THE EXERCISE:
Reproduce each line exactly. Skip none.

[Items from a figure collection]
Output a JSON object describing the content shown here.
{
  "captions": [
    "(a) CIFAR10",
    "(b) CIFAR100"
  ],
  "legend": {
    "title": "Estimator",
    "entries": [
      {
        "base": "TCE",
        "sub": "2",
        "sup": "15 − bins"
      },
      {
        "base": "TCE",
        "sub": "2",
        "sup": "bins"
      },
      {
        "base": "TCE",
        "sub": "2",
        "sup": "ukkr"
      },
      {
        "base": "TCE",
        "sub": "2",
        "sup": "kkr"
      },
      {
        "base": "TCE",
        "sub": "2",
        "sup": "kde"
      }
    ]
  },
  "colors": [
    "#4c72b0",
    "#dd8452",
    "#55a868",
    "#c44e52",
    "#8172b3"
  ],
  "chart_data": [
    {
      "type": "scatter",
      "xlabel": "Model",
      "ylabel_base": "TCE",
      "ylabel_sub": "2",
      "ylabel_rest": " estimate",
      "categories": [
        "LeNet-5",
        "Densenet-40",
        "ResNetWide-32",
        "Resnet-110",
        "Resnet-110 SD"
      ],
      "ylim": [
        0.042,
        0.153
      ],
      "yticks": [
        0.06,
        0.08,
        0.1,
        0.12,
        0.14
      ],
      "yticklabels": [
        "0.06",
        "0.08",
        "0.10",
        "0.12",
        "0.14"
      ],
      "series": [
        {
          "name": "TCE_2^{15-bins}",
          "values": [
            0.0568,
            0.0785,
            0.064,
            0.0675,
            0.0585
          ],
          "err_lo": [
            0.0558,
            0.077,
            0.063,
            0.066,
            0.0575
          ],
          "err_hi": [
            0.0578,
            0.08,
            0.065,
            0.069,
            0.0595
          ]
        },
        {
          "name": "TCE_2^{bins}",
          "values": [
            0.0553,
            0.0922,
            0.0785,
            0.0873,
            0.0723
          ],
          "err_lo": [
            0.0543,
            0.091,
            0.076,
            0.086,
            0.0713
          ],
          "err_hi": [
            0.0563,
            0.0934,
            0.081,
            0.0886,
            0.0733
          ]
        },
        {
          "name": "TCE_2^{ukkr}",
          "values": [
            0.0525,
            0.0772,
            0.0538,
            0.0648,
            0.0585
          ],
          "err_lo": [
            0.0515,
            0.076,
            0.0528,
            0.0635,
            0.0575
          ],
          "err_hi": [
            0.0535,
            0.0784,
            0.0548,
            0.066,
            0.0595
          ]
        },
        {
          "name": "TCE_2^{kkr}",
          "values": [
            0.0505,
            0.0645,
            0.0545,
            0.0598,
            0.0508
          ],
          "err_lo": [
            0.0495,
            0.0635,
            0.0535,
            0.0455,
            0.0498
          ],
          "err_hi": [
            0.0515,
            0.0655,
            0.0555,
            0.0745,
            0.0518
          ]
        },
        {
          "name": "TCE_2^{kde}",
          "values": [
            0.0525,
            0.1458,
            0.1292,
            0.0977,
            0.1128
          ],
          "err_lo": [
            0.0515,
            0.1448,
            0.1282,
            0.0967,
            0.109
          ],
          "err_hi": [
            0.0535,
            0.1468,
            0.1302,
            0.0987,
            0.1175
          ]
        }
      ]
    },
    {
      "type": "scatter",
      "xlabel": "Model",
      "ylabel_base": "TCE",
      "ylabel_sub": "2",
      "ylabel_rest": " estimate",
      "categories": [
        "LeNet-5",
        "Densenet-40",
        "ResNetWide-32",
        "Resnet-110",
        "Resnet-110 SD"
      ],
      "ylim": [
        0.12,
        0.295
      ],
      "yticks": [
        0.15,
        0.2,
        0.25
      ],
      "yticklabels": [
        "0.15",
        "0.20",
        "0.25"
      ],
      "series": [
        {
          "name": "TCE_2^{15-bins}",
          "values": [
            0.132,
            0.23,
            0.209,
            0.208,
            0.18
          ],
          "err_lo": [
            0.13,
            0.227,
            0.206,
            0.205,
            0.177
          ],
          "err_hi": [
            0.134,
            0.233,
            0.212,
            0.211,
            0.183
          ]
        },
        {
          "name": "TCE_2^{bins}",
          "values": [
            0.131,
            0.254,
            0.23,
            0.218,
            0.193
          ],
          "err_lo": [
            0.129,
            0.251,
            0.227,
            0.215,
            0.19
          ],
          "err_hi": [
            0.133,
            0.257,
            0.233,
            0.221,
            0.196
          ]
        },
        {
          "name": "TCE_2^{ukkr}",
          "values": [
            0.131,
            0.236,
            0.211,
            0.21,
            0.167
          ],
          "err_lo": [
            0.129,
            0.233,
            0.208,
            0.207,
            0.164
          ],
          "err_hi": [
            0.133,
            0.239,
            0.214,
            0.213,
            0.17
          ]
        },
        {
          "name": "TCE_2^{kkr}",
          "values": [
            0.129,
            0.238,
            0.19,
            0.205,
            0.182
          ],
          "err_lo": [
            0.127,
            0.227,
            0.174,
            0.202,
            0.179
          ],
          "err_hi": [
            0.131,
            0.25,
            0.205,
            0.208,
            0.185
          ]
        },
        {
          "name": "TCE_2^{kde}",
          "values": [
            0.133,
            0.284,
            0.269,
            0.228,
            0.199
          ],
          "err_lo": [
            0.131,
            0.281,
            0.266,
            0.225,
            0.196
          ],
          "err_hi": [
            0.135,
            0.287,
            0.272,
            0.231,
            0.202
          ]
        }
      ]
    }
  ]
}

TASK RESULT:
Output a JSON object describing the content shown here.
{
  "captions": [
    "(a) CIFAR10",
    "(b) CIFAR100"
  ],
  "legend": {
    "title": "Estimator",
    "entries": [
      {
        "base": "TCE",
        "sub": "2",
        "sup": "15 − bins"
      },
      {
        "base": "TCE",
        "sub": "2",
        "sup": "bins"
      },
      {
        "base": "TCE",
        "sub": "2",
        "sup": "ukkr"
      },
      {
        "base": "TCE",
        "sub": "2",
        "sup": "kkr"
      },
      {
        "base": "TCE",
        "sub": "2",
        "sup": "kde"
      }
    ]
  },
  "colors": [
    "#4c72b0",
    "#dd8452",
    "#55a868",
    "#c44e52",
    "#8172b3"
  ],
  "chart_data": [
    {
      "type": "scatter",
      "xlabel": "Model",
      "ylabel_base": "TCE",
      "ylabel_sub": "2",
      "ylabel_rest": " estimate",
      "categories": [
        "LeNet-5",
        "Densenet-40",
        "ResNetWide-32",
        "Resnet-110",
        "Resnet-110 SD"
      ],
      "ylim": [
        0.042,
        0.153
      ],
      "yticks": [
        0.06,
        0.08,
        0.1,
        0.12,
        0.14
      ],
      "yticklabels": [
        "0.06",
        "0.08",
        "0.10",
        "0.12",
        "0.14"
      ],
      "series": [
        {
          "name": "TCE_2^{15-bins}",
          "values": [
            0.0568,
            0.0785,
            0.064,
            0.0675,
            0.0585
          ],
          "err_lo": [
            0.0558,
            0.077,
            0.063,
            0.066,
            0.0575
          ],
          "err_hi": [
            0.0578,
            0.08,
            0.065,
            0.069,
            0.0595
          ]
        },
        {
          "name": "TCE_2^{bins}",
          "values": [
            0.0553,
            0.0922,
            0.0785,
            0.0873,
            0.0723
          ],
          "err_lo": [
            0.0543,
            0.091,
            0.076,
            0.086,
            0.0713
          ],
          "err_hi": [
            0.0563,
            0.0934,
            0.081,
            0.0886,
            0.0733
          ]
        },
        {
          "name": "TCE_2^{ukkr}",
          "values": [
            0.0525,
            0.0772,
            0.0538,
            0.0648,
            0.0585
          ],
          "err_lo": [
            0.0515,
            0.076,
            0.0528,
            0.0635,
            0.0575
          ],
          "err_hi": [
            0.0535,
            0.0784,
            0.0548,
            0.066,
            0.0595
          ]
        },
        {
          "name": "TCE_2^{kkr}",
          "values": [
            0.0505,
            0.0645,
            0.0545,
            0.0598,
            0.0508
          ],
          "err_lo": [
            0.0495,
            0.0635,
            0.0535,
            0.0455,
            0.0498
          ],
          "err_hi": [
            0.0515,
            0.0655,
            0.0555,
            0.0745,
            0.0518
          ]
        },
        {
          "name": "TCE_2^{kde}",
          "values": [
            0.0525,
            0.1458,
            0.1292,
            0.0977,
            0.1128
          ],
          "err_lo": [
            0.0515,
            0.1448,
            0.1282,
            0.0967,
            0.109
          ],
          "err_hi": [
            0.0535,
            0.1468,
            0.1302,
            0.0987,
            0.1175
          ]
        }
      ]
    },
    {
      "type": "scatter",
      "xlabel": "Model",
      "ylabel_base": "TCE",
      "ylabel_sub": "2",
      "ylabel_rest": " estimate",
      "categories": [
        "LeNet-5",
        "Densenet-40",
        "ResNetWide-32",
        "Resnet-110",
        "Resnet-110 SD"
      ],
      "ylim": [
        0.12,
        0.295
      ],
      "yticks": [
        0.15,
        0.2,
        0.25
      ],
      "yticklabels": [
        "0.15",
        "0.20",
        "0.25"
      ],
      "series": [
        {
          "name": "TCE_2^{15-bins}",
          "values": [
            0.132,
            0.23,
            0.209,
            0.208,
            0.18
          ],
          "err_lo": [
            0.13,
            0.227,
            0.206,
            0.205,
            0.177
          ],
          "err_hi": [
            0.134,
            0.233,
            0.212,
            0.211,
            0.183
          ]
        },
        {
          "name": "TCE_2^{bins}",
          "values": [
            0.131,
            0.254,
            0.23,
            0.218,
            0.193
          ],
          "err_lo": [
            0.129,
            0.251,
            0.227,
            0.215,
            0.19
          ],
          "err_hi": [
            0.133,
            0.257,
            0.233,
            0.221,
            0.196
          ]
        },
        {
          "name": "TCE_2^{ukkr}",
          "values": [
            0.131,
            0.236,
            0.211,
            0.21,
            0.167
          ],
          "err_lo": [
            0.129,
            0.233,
            0.208,
            0.207,
            0.164
          ],
          "err_hi": [
            0.133,
            0.239,
            0.214,
            0.213,
            0.17
          ]
        },
        {
          "name": "TCE_2^{kkr}",
          "values": [
            0.129,
            0.238,
            0.19,
            0.205,
            0.182
          ],
          "err_lo": [
            0.127,
            0.227,
            0.174,
            0.202,
            0.179
          ],
          "err_hi": [
            0.131,
            0.25,
            0.205,
            0.208,
            0.185
          ]
        },
        {
          "name": "TCE_2^{kde}",
          "values": [
            0.133,
            0.284,
            0.269,
            0.228,
            0.199
          ],
          "err_lo": [
            0.131,
            0.281,
            0.266,
            0.225,
            0.196
          ],
          "err_hi": [
            0.135,
            0.287,
            0.272,
            0.231,
            0.202
          ]
        }
      ]
    }
  ]
}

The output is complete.